_Written problem_
Look through the data below. Pick out the lines holding the string "Type".

(Stored records)
* * * *

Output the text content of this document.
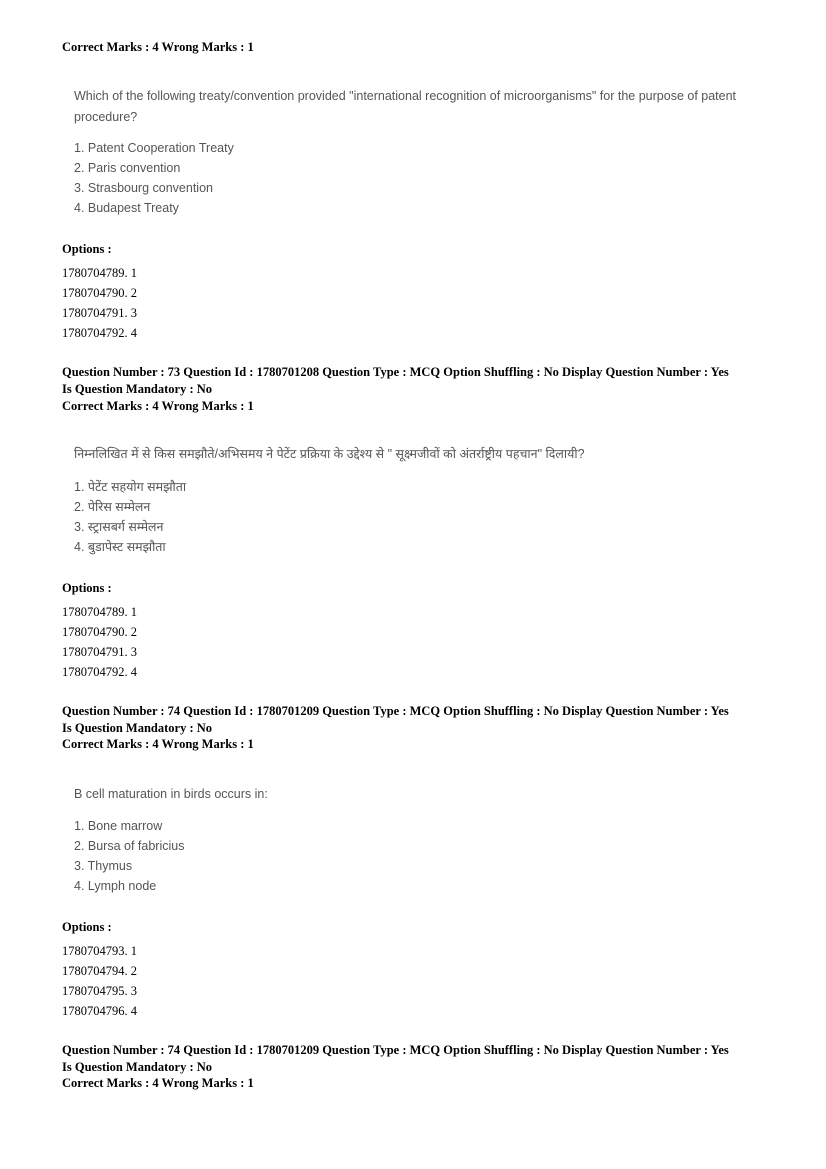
Correct Marks : 4 Wrong Marks : 1
Which of the following treaty/convention provided "international recognition of microorganisms" for the purpose of patent procedure?
1. Patent Cooperation Treaty
2. Paris convention
3. Strasbourg convention
4. Budapest Treaty
Options :
1780704789. 1
1780704790. 2
1780704791. 3
1780704792. 4
Question Number : 73 Question Id : 1780701208 Question Type : MCQ Option Shuffling : No Display Question Number : Yes
Is Question Mandatory : No
Correct Marks : 4 Wrong Marks : 1
निम्नलिखित में से किस समझौते/अभिसमय ने पेटेंट प्रक्रिया के उद्देश्य से " सूक्ष्मजीवों को अंतर्राष्ट्रीय पहचान" दिलायी?
1. पेटेंट सहयोग समझौता
2. पेरिस सम्मेलन
3. स्ट्रासबर्ग सम्मेलन
4. बुडापेस्ट समझौता
Options :
1780704789. 1
1780704790. 2
1780704791. 3
1780704792. 4
Question Number : 74 Question Id : 1780701209 Question Type : MCQ Option Shuffling : No Display Question Number : Yes
Is Question Mandatory : No
Correct Marks : 4 Wrong Marks : 1
B cell maturation in birds occurs in:
1. Bone marrow
2. Bursa of fabricius
3. Thymus
4. Lymph node
Options :
1780704793. 1
1780704794. 2
1780704795. 3
1780704796. 4
Question Number : 74 Question Id : 1780701209 Question Type : MCQ Option Shuffling : No Display Question Number : Yes
Is Question Mandatory : No
Correct Marks : 4 Wrong Marks : 1
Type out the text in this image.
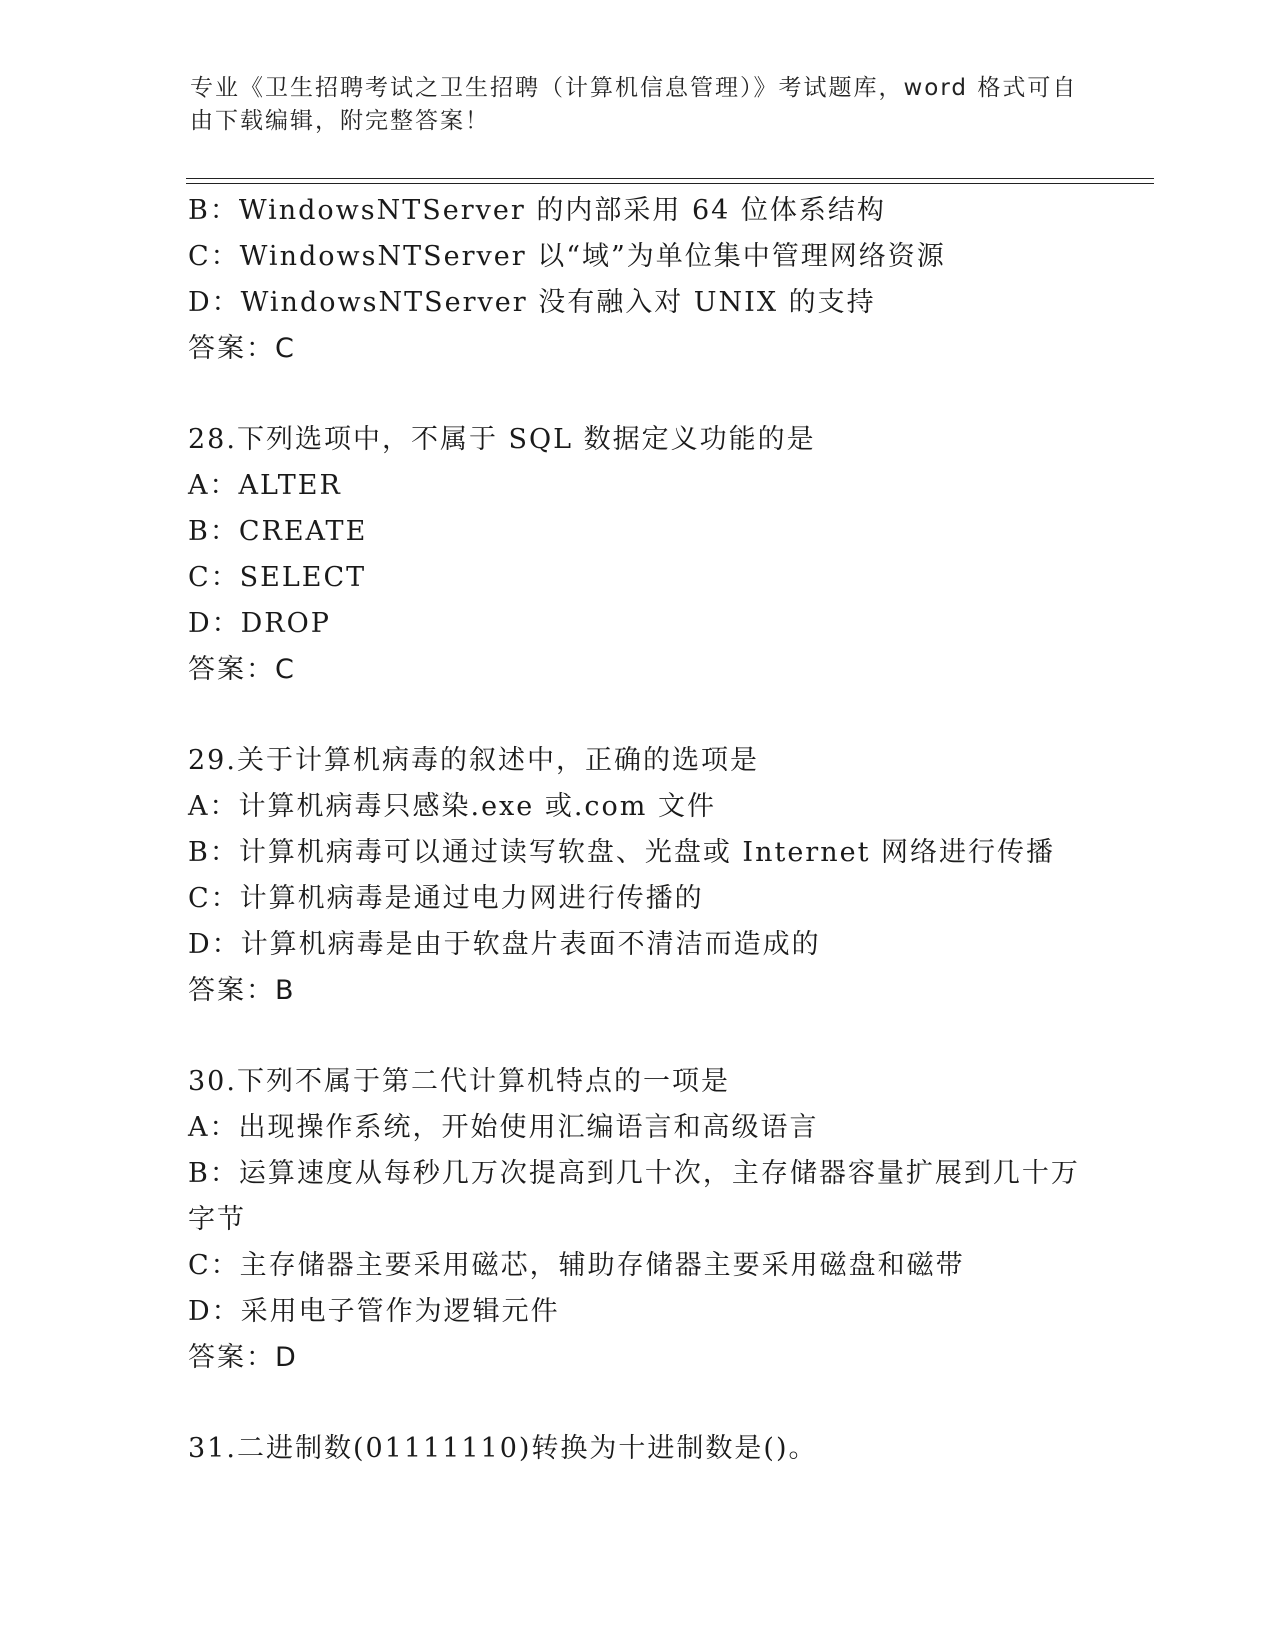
专业《卫生招聘考试之卫生招聘（计算机信息管理）》考试题库，word 格式可自
由下载编辑，附完整答案！
B：WindowsNTServer 的内部采用 64 位体系结构
C：WindowsNTServer 以“域”为单位集中管理网络资源
D：WindowsNTServer 没有融入对 UNIX 的支持
答案：C
28.下列选项中，不属于 SQL 数据定义功能的是
A：ALTER
B：CREATE
C：SELECT
D：DROP
答案：C
29.关于计算机病毒的叙述中，正确的选项是
A：计算机病毒只感染.exe 或.com 文件
B：计算机病毒可以通过读写软盘、光盘或 Internet 网络进行传播
C：计算机病毒是通过电力网进行传播的
D：计算机病毒是由于软盘片表面不清洁而造成的
答案：B
30.下列不属于第二代计算机特点的一项是
A：出现操作系统，开始使用汇编语言和高级语言
B：运算速度从每秒几万次提高到几十次，主存储器容量扩展到几十万
字节
C：主存储器主要采用磁芯，辅助存储器主要采用磁盘和磁带
D：采用电子管作为逻辑元件
答案：D
31.二进制数(01111110)转换为十进制数是()。
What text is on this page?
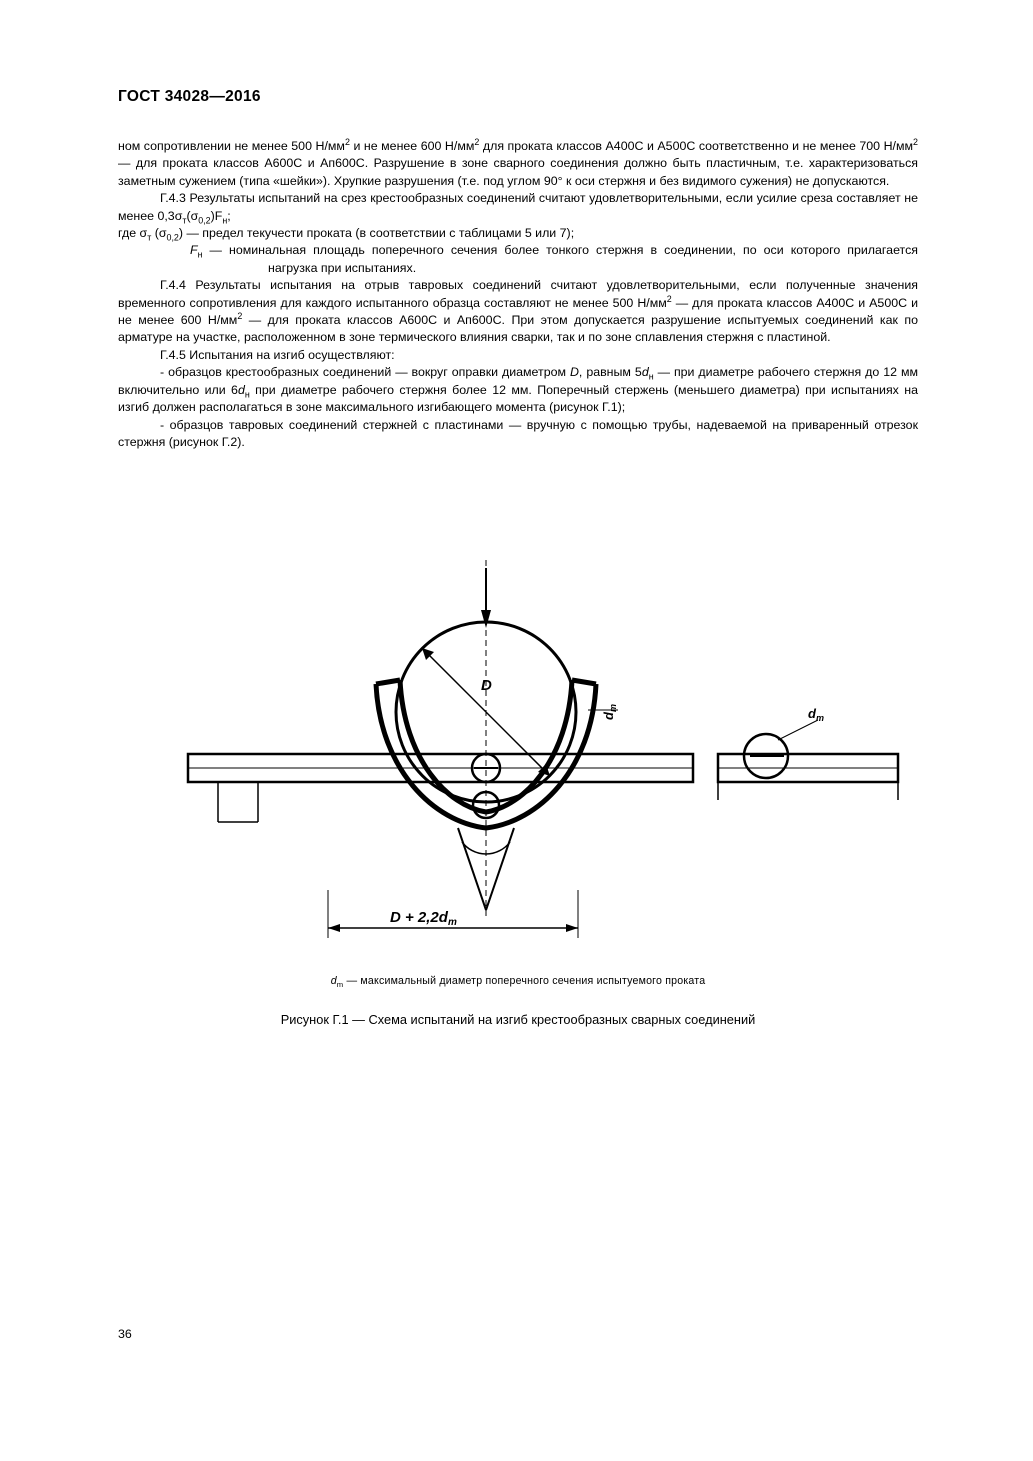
ГОСТ 34028—2016

ном сопротивлении не менее 500 $Н/мм^2$ и не менее 600 $Н/мм^2$ для проката классов А400С и А500С соответственно и не менее 700 $Н/мм^2$ — для проката классов А600С и Ап600С. Разрушение в зоне сварного соединения должно быть пластичным, т.е. характеризоваться заметным сужением (типа «шейки»). Хрупкие разрушения (т.е. под углом 90° к оси стержня и без видимого сужения) не допускаются.

Г.4.3 Результаты испытаний на срез крестообразных соединений считают удовлетворительными, если усилие среза составляет не менее $0,3\sigma_т(\sigma_{0,2})F_н$;

где $\sigma_т$ $(\sigma_{0,2})$ — предел текучести проката (в соответствии с таблицами 5 или 7);

$F_н$ — номинальная площадь поперечного сечения более тонкого стержня в соединении, по оси которого прилагается нагрузка при испытаниях.

Г.4.4 Результаты испытания на отрыв тавровых соединений считают удовлетворительными, если полученные значения временного сопротивления для каждого испытанного образца составляют не менее 500 $Н/мм^2$ — для проката классов А400С и А500С и не менее 600 $Н/мм^2$ — для проката классов А600С и Ап600С. При этом допускается разрушение испытуемых соединений как по арматуре на участке, расположенном в зоне термического влияния сварки, так и по зоне сплавления стержня с пластиной.

Г.4.5 Испытания на изгиб осуществляют:

- образцов крестообразных соединений — вокруг оправки диаметром D, равным $5d_н$ — при диаметре рабочего стержня до 12 мм включительно или $6d_н$ при диаметре рабочего стержня более 12 мм. Поперечный стержень (меньшего диаметра) при испытаниях на изгиб должен располагаться в зоне максимального изгибающего момента (рисунок Г.1);

- образцов тавровых соединений стержней с пластинами — вручную с помощью трубы, надеваемой на приваренный отрезок стержня (рисунок Г.2).

D
$d_m$	$d_m$
$D + 2,2d_m$
$d_m$ — максимальный диаметр поперечного сечения испытуемого проката
Рисунок Г.1 — Схема испытаний на изгиб крестообразных сварных соединений
36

* * * *

_The response_
Question Number : 73 Question Id : 1780701208 Question Type : MCQ Option Shuffling : No Display Question Number : Yes
Question Number : 74 Question Id : 1780701209 Question Type : MCQ Option Shuffling : No Display Question Number : Yes
Question Number : 74 Question Id : 1780701209 Question Type : MCQ Option Shuffling : No Display Question Number : Yes
Type out the text in this image.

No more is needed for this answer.